• Objective 1
Rewrite the entries beginning at the line that has "legend-frame (758, 1444, 870, 1502)" and ending with the line that has "x-tick-label: 0 (112, 408, 123, 429)", changing "data-point-testing" to "data-point-test" and leaving everything else as it is. Output only those lines.

• Text excerpt
▼▼▼

1.1 TANGIBLE NET WORTH. Maintain a Tangible Net Worth at all times
of not less than the amount set forth below during the corresponding period set
forth below:
Period Amount
------ ------
As of April 30, 2000 $ 95,000,000.00
As of June 30, 2000 $ 80,000,000.00
As of September 30, 2000 $120,000,000.00
As of December 31, 2000 $ 65,000,000.00
1
LOAN TERMS. CONDITIONS AND PROCEDURES ADDENDUM
SECTION 1. LETTER OF CREDIT FACILITY
1.1 LETTERS OF CREDIT.
(a) LETTERS OF CREDIT. Subject to the terms and
conditions of this Agreement and the other Loan
Documents, the Bank shall, upon request from Borrower
from time to time prior to the Letter of Credit
Maturity Date, issue one or more Letters of Credit.
The Letter of Credit Liabilities shall not exceed the
Letter of Credit Maximum Amount. Letters of Credit
may be issued to facilitate orders by Borrower for
Tandy Corporation to manufacture the :Cue:C.A.T.
product. No Letter of Credit shall have a stated
expiration date later than February 1, 2001.
(b) LETTER OF CREDIT FEE. Borrower shall pay to Bank a
fee based upon the following fee schedule:
1% per annum on that portion of Letter of
Credit Liabilities between $0 and
$19,999,999, and
0.75% per annum on that portion of Letter of
Credit Liabilities between $20,000,000 and
$29,999,999, and
0.375% per annum on that portion of Letter
of Credit Liabilities at or above
$30,000,000.
Such fee shall be computed on a daily basis and shall
be payable monthly in arrears. Bank shall invoice
Borrower for such fees, which invoice shall be due
and payable within fifteen (15) days after receipt.
(c) Notwithstanding anything contained in this Agreement
to the contrary, the Letter of Credit Liabilities
shall not exceed the Letter of Credit Maximum Amount.

▲▲▲

• Items
▼▼▼

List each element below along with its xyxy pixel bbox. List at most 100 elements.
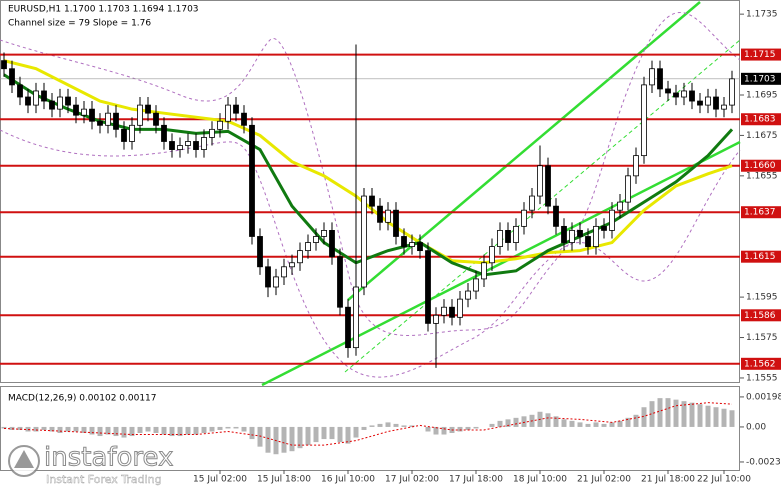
level-label-box [741,159,781,172]
candle-body [337,256,343,308]
level-label: 1.1586 [744,311,776,321]
macd-bar [641,407,647,427]
candle-body [153,112,159,126]
macd-bar [577,422,583,427]
macd-bar [345,426,351,444]
candle-body [121,128,127,142]
candle-body [489,246,495,264]
macd-bar [721,408,727,427]
macd-bar [689,402,695,427]
macd-bar [73,426,79,432]
macd-bar [497,420,503,427]
candle-body [569,230,575,243]
macd-panel [0,386,740,471]
candle-body [393,209,399,237]
candle-body [89,108,95,122]
macd-bar [657,398,663,427]
macd-bar [257,426,263,447]
chart-title: EURUSD,H1 1.1700 1.1703 1.1694 1.1703 [8,5,199,15]
candle-body [553,205,559,227]
macd-bar [233,426,239,429]
candle-body [537,165,543,197]
candle-body [321,230,327,237]
macd-bar [1,426,7,429]
candle-body [425,250,431,324]
candle-body [617,201,623,211]
candle-body [185,141,191,146]
macd-bar [297,426,303,449]
candle-body [481,262,487,280]
macd-bar [129,426,135,437]
candle-body [137,104,143,126]
candle-body [105,112,111,126]
macd-bar [209,426,215,432]
macd-bar [457,426,463,432]
level-label-box [741,48,781,61]
candle-body [681,90,687,98]
macd [1,398,735,455]
watermark-tagline: Instant Forex Trading [46,473,162,486]
macd-bar [153,426,159,434]
candle-body [625,175,631,203]
level-label-box [741,113,781,126]
levels: 1.1715 1.1683 1.1660 1.1637 1.1615 1.1586 1.15… [0,48,781,370]
channel-upper [347,1,701,301]
macd-label: MACD(12,26,9) 0.00102 0.00117 [8,394,157,404]
channel-lower [261,140,741,387]
candle-body [281,266,287,278]
level-label-box [741,357,781,370]
level-label: 1.1683 [744,115,776,125]
x-tick-label: 22 Jul 10:00 [697,475,751,485]
macd-bar [305,426,311,446]
candle-body [513,225,519,243]
macd-bar [177,426,183,437]
candle-body [713,96,719,110]
moving-average [3,73,734,277]
watermark-logo-mark [14,450,34,468]
macd-bar [385,422,391,427]
macd-bar [225,426,231,429]
macd-bar [561,419,567,427]
candle-body [601,225,607,231]
macd-bar [625,417,631,427]
candle-body [409,242,415,247]
candle-body [169,141,175,150]
candle-body [657,68,663,90]
watermark: instaforex Instant Forex Trading [8,442,174,486]
candle-body [249,124,255,237]
macd-bar [681,401,687,427]
macd-bar [329,426,335,440]
macd-bar [105,426,111,435]
macd-bar [569,420,575,427]
candle-body [353,286,359,349]
candle-body [689,90,695,102]
y-tick-label: 1.1695 [746,90,778,100]
macd-bar [217,426,223,430]
macd-bar [505,419,511,427]
macd-bar [361,426,367,430]
macd-bar [673,399,679,427]
macd-y-tick-label: -0.00231 [746,457,781,467]
y-tick-label: 1.1575 [746,333,778,343]
macd-y-tick-label: 0.00 [746,422,766,432]
level-label: 1.1660 [744,161,776,171]
candle-body [233,104,239,114]
candle-body [113,112,119,130]
candle-body [345,306,351,349]
candle-body [561,225,567,243]
macd-bar [201,426,207,434]
candle-body [385,209,391,223]
candle-body [57,96,63,110]
candle-body [577,230,583,237]
x-tick-label: 17 Jul 18:00 [449,475,503,485]
candle-body [593,225,599,247]
candle-body [177,145,183,150]
candle-body [665,88,671,94]
candle-body [9,68,15,86]
candle-body [721,104,727,110]
level-label-box [741,250,781,263]
macd-bar [585,423,591,427]
x-tick-label: 17 Jul 02:00 [385,475,439,485]
candle-body [225,104,231,122]
macd-bar [401,425,407,427]
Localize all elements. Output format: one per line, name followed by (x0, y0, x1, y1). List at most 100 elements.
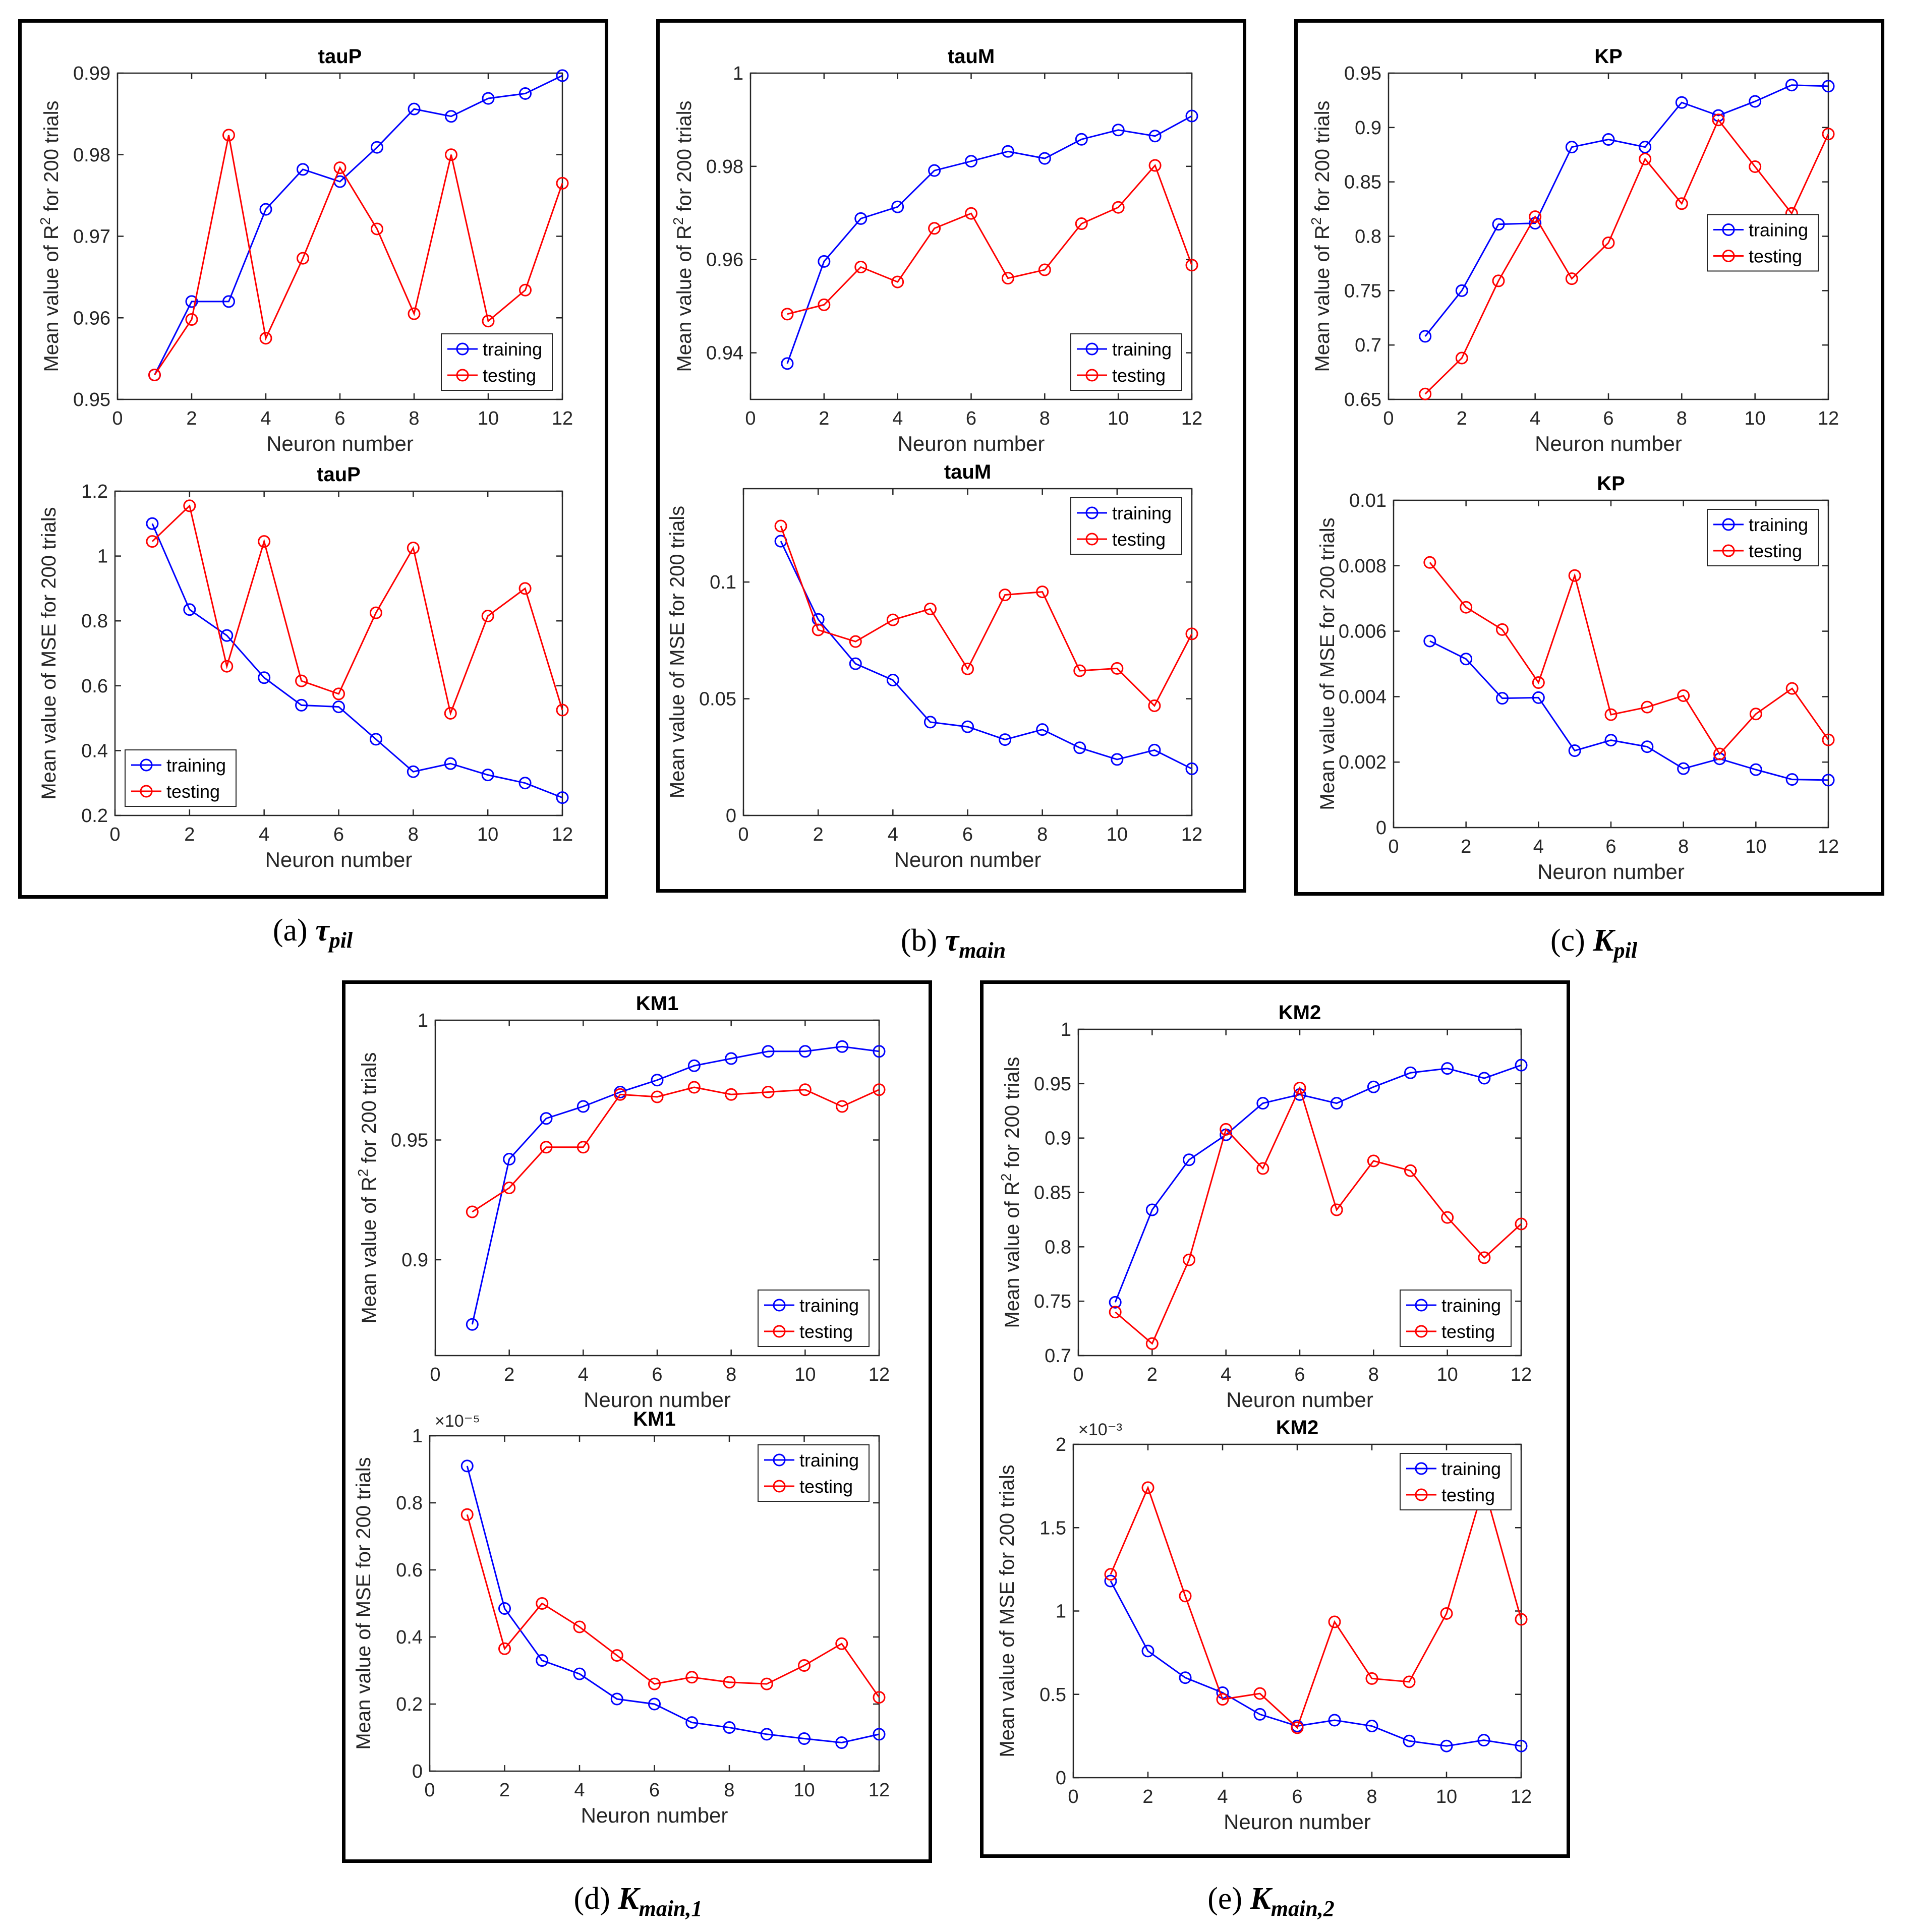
legend-frame (758, 1444, 870, 1502)
data-point-training (1365, 1720, 1378, 1733)
data-point-testing (148, 368, 161, 381)
series-line-testing (1424, 118, 1829, 395)
legend: training testing (125, 749, 237, 807)
data-point-training (408, 102, 421, 115)
y-tick-label: 0.01 (1349, 490, 1387, 511)
data-point-testing (928, 222, 941, 235)
data-point-training (1822, 80, 1835, 93)
x-tick-label: 0 (112, 408, 123, 429)
data-point-testing (556, 704, 569, 717)
data-point-training (818, 255, 831, 268)
y-tick-label: 0.008 (1339, 556, 1387, 577)
x-tick-label: 6 (1605, 836, 1616, 857)
data-point-testing (1492, 274, 1505, 287)
data-point-training (1455, 284, 1468, 297)
data-point-testing (648, 1677, 661, 1690)
data-point-training (1185, 109, 1198, 123)
legend-frame (1400, 1290, 1512, 1347)
caption-prefix: (d) (573, 1882, 618, 1916)
data-point-testing (1419, 387, 1432, 400)
data-point-training (1073, 741, 1086, 754)
x-tick-label: 12 (1181, 824, 1202, 845)
legend-marker-training (1085, 506, 1099, 519)
data-point-training (849, 657, 862, 670)
y-tick-label: 0.9 (1045, 1128, 1071, 1149)
data-point-training (1109, 1296, 1122, 1309)
chart-title: tauP (318, 45, 362, 68)
data-point-testing (610, 1649, 623, 1662)
y-axis-label: Mean value of R2 for 200 trials (670, 100, 696, 372)
y-tick-label: 0 (1376, 817, 1387, 839)
data-point-testing (220, 660, 234, 673)
x-tick-label: 10 (793, 1780, 815, 1801)
y-tick-label: 0.1 (710, 572, 736, 593)
data-point-training (781, 357, 794, 370)
data-point-testing (1073, 664, 1086, 677)
data-point-testing (614, 1088, 627, 1101)
caption-symbol: K (1250, 1882, 1271, 1916)
x-tick-label: 4 (259, 824, 269, 845)
x-tick-label: 4 (1530, 408, 1540, 429)
data-point-training (445, 110, 457, 123)
legend-marker-testing (1722, 544, 1735, 557)
x-tick-label: 0 (1068, 1786, 1078, 1807)
y-axis-label: Mean value of MSE for 200 trials (666, 506, 688, 798)
legend-label-training: training (1441, 1458, 1501, 1479)
data-point-training (1515, 1739, 1528, 1752)
data-point-testing (723, 1676, 736, 1689)
x-tick-label: 0 (430, 1364, 440, 1385)
data-point-testing (407, 542, 420, 555)
data-point-testing (818, 298, 831, 311)
y-axis-label: Mean value of R2 for 200 trials (355, 1052, 380, 1323)
data-point-testing (1148, 699, 1161, 712)
x-tick-label: 2 (1142, 1786, 1153, 1807)
data-point-training (1367, 1080, 1380, 1093)
data-point-testing (460, 1508, 474, 1521)
legend-label-testing: testing (1112, 529, 1166, 550)
caption-prefix: (c) (1550, 923, 1593, 958)
y-tick-label: 0.006 (1339, 621, 1387, 642)
data-point-testing (445, 148, 457, 161)
x-tick-label: 0 (1388, 836, 1399, 857)
data-point-testing (1328, 1615, 1341, 1628)
data-point-testing (1291, 1721, 1304, 1734)
x-tick-label: 6 (966, 408, 976, 429)
data-point-training (1478, 1072, 1491, 1085)
data-point-training (685, 1716, 699, 1729)
caption-symbol: K (1593, 923, 1614, 958)
x-axis-label: Neuron number (1224, 1810, 1371, 1834)
data-point-training (332, 700, 345, 714)
x-axis-label: Neuron number (894, 848, 1042, 871)
series-line-testing (154, 135, 563, 376)
y-tick-label: 0.4 (81, 740, 108, 762)
data-point-testing (1423, 556, 1436, 569)
x-tick-label: 0 (745, 408, 756, 429)
y-tick-label: 0.85 (1344, 172, 1381, 193)
data-point-testing (685, 1671, 699, 1684)
x-tick-label: 4 (574, 1780, 585, 1801)
legend: training testing (758, 1444, 870, 1502)
caption-subscript: main (959, 938, 1006, 963)
data-point-testing (536, 1597, 549, 1610)
data-point-testing (873, 1083, 886, 1096)
data-point-training (460, 1459, 474, 1473)
x-tick-label: 10 (1107, 824, 1128, 845)
y-axis-label: Mean value of R2 for 200 trials (1308, 100, 1334, 372)
legend-frame (758, 1290, 870, 1347)
data-point-testing (1515, 1613, 1528, 1626)
y-tick-label: 0.4 (396, 1627, 423, 1648)
data-point-training (1404, 1066, 1417, 1079)
series-line-testing (780, 525, 1193, 707)
data-point-training (1604, 734, 1618, 747)
legend-marker-training (1722, 518, 1735, 531)
data-point-testing (444, 707, 457, 720)
data-point-training (466, 1318, 479, 1331)
legend-marker-testing (773, 1325, 786, 1338)
data-point-testing (1253, 1687, 1266, 1700)
legend: training testing (1707, 509, 1819, 566)
data-point-training (1515, 1059, 1528, 1072)
data-point-testing (1185, 259, 1198, 272)
data-point-testing (185, 313, 198, 326)
legend-marker-training (1415, 1299, 1428, 1312)
data-point-testing (556, 177, 569, 190)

▲▲▲

• Objective 2
Write what comes next in the loan agreement text on the letter of credit facility, starting after its final sentence.

• Response 1
legend-frame (758, 1444, 870, 1502)
data-point-training (1365, 1720, 1378, 1733)
data-point-test (148, 368, 161, 381)
series-line-testing (1424, 118, 1829, 395)
legend: training testing (125, 749, 237, 807)
data-point-training (408, 102, 421, 115)
y-tick-label: 0.01 (1349, 490, 1387, 511)
data-point-test (928, 222, 941, 235)
data-point-training (1822, 80, 1835, 93)
x-tick-label: 0 (112, 408, 123, 429)

• Response 2
If said limitations are exceeded at anytime, Borrower
shall immediately, without demand by Bank, pay to
Bank an amount not less than such excess, or, if
Bank, in its sole discretion, shall so agree,
Borrower shall provide Bank cash collateral in an
amount not less than such excess, and Borrower hereby
pledges and grants to Bank a security interest in
such cash collateral so provided to Bank.
(d) ADDITIONAL PROVISIONS. The following additional
provisions shall apply to each Letter of Credit:
1
(i) Borrower shall give the Bank written notice
requesting each issuance of a Letter of
Credit hereunder not less than five (5)
Business Days prior to the requested
issuance date and shall furnish such
additional information regarding such
transaction as Bank may request. The
issuance by Bank of each Letter of Credit
shall, in addition to the conditions
precedent set forth elsewhere in this
Agreement, be subject to the conditions
precedent that:
(A) such Letter of Credit shall be in
form and substance satisfactory to
Bank;
(B) Borrower shall have delivered to
Bank (a) one or more certificates
of deposit issued by Comerica
Bank-Texas in the name of Borrower
in an aggregate amount equal to or
greater than the aggregate amount
available to be drawn under such
Letter of Credit, and (b) a
Security Agreement in form and
substance acceptable to Bank
evidencing the pledge of such
certificate(s) of deposit as
Collateral for the issuance of the
Letter of Credit;
(C) Borrower shall have executed and
delivered such applications and
other instruments and agreements
relating to such Letter of Credit as
Bank shall have requested and are
not inconsistent with the terms of
this Agreement;
(D) each of the following statements
are true as of the date of issuance
of such Letter of Credit with
respect to issuance of the same and
constitute representations,
warranties and certifications by
Borrower that (1) both before and
after the issuance of such Letter
of Credit, the obligations set
forth in the Loan Documents are and
shall be valid, binding and
enforceable obligations of each
Loan Party, as applicable; (2) all
terms and conditions precedent to
the issuance of such Letter of
Credit have been satisfied, and
shall remain satisfied through the
date of such Letter of Credit; (3)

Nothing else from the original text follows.